**Set task:** Find the lines containing "Control" and say how many there are, with no other words.

**Material shown:**
= = = =

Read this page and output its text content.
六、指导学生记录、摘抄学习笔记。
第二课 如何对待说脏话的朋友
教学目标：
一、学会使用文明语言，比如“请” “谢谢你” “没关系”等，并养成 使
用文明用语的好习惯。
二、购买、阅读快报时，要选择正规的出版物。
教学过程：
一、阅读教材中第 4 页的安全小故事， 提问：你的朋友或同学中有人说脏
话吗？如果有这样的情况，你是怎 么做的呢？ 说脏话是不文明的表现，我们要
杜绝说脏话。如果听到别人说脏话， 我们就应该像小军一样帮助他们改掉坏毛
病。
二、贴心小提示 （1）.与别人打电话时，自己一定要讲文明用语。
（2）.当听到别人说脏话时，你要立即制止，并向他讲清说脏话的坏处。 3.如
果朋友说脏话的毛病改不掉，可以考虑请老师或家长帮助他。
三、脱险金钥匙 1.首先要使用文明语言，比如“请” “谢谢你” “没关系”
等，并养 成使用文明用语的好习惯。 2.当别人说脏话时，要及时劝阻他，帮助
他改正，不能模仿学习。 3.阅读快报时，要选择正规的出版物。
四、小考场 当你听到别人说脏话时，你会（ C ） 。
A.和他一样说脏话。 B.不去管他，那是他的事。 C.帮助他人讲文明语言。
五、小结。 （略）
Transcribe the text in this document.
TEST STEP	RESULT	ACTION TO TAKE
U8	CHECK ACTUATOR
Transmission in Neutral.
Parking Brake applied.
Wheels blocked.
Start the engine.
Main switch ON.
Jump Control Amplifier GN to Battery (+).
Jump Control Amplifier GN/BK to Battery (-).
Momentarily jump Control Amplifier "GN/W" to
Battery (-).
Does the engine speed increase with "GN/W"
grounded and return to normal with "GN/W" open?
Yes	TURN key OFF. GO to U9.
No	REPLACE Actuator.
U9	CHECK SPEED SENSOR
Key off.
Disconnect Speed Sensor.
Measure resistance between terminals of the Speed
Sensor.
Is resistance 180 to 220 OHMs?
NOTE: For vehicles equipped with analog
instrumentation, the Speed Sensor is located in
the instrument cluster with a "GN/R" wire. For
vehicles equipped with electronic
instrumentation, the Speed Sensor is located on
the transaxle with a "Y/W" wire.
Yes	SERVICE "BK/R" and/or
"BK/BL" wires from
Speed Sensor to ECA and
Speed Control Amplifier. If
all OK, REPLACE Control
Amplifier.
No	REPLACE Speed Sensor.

= = = =

**Right answer:** 5